(What is expected)
Determine which lines of the records include the word "type", and copy them.

(Stored items from a collection)
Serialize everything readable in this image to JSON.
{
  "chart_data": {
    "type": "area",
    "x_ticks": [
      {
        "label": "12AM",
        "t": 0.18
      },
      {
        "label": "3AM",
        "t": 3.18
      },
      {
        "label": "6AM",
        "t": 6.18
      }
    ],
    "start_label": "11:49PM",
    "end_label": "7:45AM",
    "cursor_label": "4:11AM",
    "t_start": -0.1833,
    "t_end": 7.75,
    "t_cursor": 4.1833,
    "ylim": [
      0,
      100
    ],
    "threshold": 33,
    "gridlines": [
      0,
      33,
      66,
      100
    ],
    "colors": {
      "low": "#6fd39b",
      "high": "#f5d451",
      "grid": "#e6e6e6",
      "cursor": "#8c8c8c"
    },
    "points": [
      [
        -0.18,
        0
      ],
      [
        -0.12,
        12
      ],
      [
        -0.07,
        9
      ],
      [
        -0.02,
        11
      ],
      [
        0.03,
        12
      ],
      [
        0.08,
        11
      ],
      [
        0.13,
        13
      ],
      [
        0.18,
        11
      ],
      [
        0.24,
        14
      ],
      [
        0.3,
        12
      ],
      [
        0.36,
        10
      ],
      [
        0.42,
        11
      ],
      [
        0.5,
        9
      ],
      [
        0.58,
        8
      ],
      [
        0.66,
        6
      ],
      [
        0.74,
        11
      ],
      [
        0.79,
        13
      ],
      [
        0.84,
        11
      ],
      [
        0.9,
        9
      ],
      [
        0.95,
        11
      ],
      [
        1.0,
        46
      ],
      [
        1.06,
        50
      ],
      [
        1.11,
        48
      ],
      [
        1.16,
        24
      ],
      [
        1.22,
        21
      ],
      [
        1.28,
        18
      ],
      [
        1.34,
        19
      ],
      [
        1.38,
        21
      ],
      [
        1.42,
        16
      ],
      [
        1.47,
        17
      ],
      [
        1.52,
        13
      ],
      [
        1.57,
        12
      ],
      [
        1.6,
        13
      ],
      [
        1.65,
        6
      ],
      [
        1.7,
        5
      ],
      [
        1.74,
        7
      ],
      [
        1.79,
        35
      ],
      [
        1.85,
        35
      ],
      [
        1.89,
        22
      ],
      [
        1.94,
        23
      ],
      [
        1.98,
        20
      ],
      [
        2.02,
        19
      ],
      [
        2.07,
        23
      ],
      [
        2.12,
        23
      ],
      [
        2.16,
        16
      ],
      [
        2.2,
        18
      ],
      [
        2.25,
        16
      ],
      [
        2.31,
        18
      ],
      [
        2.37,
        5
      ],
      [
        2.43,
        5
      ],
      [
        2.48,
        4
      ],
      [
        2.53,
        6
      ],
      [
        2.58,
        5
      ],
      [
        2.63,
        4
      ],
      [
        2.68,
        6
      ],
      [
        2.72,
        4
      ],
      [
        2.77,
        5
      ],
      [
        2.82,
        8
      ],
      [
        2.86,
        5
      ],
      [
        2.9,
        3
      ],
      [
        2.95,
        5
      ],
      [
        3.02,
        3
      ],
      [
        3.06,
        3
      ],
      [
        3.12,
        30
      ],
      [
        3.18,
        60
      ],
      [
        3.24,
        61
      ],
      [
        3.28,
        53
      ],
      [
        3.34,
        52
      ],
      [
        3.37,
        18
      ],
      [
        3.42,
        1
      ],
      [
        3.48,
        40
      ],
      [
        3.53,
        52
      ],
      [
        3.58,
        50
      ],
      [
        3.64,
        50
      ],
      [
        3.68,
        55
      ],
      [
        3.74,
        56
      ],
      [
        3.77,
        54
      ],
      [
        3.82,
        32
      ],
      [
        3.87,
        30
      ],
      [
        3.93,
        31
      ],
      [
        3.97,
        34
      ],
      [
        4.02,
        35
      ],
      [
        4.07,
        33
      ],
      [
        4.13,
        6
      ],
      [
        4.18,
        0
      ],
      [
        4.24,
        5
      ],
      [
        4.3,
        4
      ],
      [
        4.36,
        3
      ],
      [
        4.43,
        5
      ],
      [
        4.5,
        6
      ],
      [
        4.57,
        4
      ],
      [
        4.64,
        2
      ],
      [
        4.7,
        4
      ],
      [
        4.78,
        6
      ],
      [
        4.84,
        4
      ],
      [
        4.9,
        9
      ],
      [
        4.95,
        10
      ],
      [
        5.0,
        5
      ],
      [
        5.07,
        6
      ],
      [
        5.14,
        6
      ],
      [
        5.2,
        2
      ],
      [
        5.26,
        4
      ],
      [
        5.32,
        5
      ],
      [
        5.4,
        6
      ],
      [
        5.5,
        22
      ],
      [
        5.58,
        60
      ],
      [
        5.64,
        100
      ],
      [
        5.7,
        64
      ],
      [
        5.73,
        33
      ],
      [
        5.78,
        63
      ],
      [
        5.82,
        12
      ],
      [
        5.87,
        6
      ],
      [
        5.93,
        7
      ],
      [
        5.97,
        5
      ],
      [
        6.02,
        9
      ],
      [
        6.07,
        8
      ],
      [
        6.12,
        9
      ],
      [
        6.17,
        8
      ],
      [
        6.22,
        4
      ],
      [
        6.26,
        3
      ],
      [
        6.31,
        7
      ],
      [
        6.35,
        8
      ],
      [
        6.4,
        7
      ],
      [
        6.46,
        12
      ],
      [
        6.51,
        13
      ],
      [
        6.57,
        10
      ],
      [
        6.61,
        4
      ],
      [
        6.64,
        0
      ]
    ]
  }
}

---

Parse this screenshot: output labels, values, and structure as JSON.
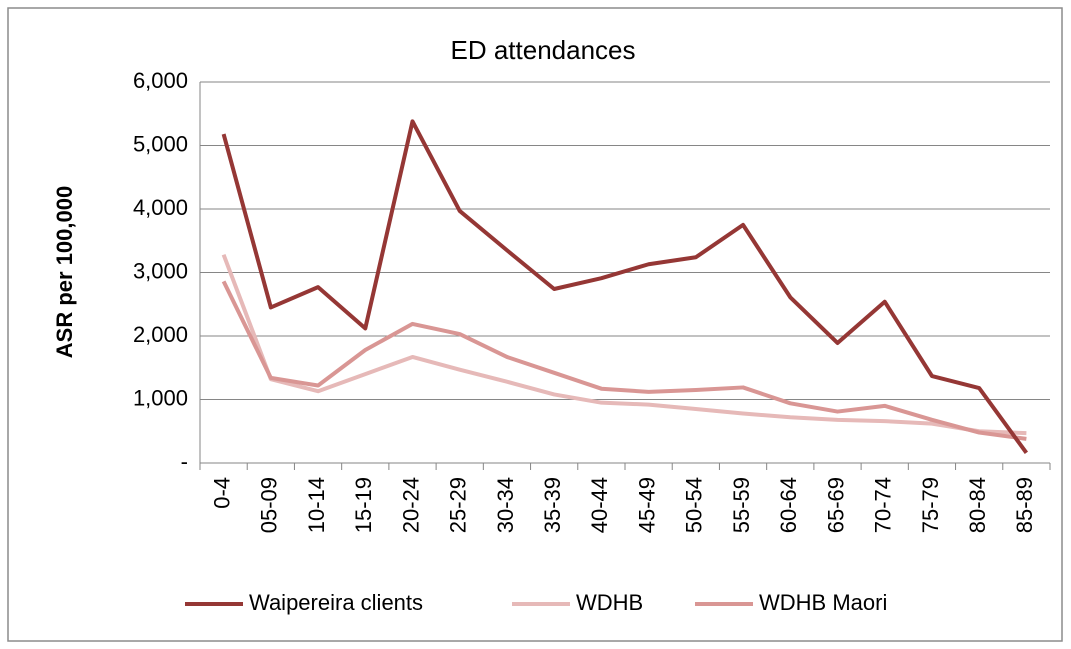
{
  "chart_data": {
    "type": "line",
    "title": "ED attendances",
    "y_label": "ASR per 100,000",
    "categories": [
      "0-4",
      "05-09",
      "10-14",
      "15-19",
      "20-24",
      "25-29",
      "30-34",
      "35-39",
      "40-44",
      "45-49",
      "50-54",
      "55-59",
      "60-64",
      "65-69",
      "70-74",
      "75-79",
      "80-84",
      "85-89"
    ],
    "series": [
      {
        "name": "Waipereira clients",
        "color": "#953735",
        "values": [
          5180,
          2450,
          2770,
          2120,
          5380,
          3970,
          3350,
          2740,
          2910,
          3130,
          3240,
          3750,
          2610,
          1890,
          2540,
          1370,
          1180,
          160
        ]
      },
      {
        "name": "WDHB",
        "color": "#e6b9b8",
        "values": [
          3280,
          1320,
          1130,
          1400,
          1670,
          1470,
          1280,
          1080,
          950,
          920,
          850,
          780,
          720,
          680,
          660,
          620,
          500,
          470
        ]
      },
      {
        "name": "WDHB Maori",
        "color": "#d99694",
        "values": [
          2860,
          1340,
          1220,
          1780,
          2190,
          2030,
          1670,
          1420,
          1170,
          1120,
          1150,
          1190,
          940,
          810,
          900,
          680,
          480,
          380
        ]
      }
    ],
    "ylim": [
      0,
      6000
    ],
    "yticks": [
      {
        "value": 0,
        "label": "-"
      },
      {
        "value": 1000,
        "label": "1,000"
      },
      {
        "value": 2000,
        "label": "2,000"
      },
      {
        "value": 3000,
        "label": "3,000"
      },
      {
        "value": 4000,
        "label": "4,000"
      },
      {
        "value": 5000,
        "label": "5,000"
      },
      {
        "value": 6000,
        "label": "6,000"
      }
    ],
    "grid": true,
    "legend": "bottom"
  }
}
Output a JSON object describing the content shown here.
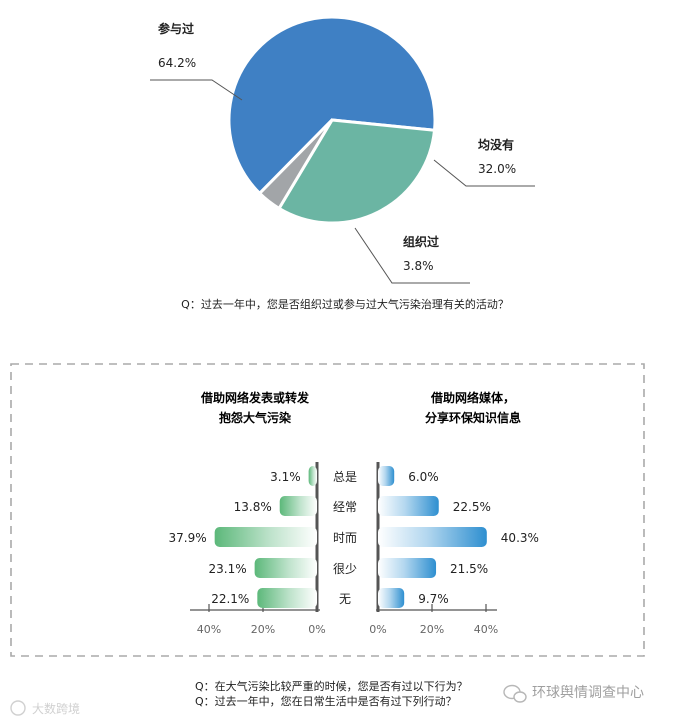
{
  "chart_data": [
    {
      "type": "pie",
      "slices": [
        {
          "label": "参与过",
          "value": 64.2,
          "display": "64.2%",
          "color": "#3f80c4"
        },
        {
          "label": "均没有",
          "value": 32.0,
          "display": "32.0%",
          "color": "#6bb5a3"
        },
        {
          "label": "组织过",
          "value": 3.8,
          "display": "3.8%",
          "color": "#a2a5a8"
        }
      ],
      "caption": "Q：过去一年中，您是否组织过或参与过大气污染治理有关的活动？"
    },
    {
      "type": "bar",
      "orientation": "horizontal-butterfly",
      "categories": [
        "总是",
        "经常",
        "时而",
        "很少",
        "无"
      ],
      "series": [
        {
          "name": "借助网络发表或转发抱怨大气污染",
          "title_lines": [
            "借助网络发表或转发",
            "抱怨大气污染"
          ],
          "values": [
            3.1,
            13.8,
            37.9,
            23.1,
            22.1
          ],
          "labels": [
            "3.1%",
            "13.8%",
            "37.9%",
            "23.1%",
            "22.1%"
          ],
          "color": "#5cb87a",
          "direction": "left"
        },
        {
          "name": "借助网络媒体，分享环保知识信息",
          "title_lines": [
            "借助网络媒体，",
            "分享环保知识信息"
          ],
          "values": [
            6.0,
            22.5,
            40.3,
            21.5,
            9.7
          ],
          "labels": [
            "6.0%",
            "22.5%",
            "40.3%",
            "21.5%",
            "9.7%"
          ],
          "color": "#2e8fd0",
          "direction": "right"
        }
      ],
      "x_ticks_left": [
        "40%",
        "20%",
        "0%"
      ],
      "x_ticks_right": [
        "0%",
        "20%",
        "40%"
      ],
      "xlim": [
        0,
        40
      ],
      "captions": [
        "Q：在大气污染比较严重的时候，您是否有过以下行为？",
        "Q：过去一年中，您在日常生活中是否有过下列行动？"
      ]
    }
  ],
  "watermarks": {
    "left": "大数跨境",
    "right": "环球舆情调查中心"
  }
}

...

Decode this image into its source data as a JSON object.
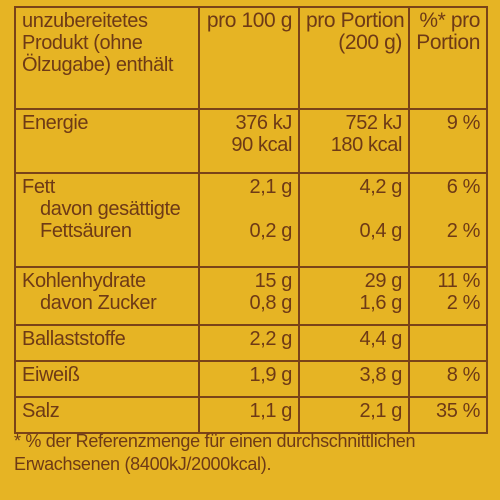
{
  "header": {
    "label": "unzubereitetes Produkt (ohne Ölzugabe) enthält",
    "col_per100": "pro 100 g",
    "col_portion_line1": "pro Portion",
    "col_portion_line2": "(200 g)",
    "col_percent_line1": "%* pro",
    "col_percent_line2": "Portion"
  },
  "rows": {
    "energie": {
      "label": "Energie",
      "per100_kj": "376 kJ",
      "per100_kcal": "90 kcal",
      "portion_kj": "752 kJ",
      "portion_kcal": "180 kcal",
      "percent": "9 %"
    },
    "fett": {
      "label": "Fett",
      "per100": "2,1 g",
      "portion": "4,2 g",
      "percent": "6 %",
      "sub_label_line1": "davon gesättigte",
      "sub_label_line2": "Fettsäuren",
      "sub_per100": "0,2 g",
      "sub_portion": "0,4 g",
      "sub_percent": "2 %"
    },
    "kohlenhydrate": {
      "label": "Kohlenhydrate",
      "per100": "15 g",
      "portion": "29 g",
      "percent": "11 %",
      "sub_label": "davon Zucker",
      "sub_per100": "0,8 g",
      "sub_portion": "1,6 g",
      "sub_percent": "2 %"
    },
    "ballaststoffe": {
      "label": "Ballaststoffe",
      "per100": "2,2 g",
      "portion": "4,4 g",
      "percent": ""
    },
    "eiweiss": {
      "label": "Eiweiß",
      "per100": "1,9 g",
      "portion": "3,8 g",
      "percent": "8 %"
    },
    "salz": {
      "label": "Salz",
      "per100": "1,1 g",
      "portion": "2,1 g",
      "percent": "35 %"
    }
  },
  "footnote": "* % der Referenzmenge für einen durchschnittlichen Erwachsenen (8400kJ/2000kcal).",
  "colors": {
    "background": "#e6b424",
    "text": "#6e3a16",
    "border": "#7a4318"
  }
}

(Response below)
    "type": "area",
    "type": "line",
      "type": "pie",
      "type": "bar",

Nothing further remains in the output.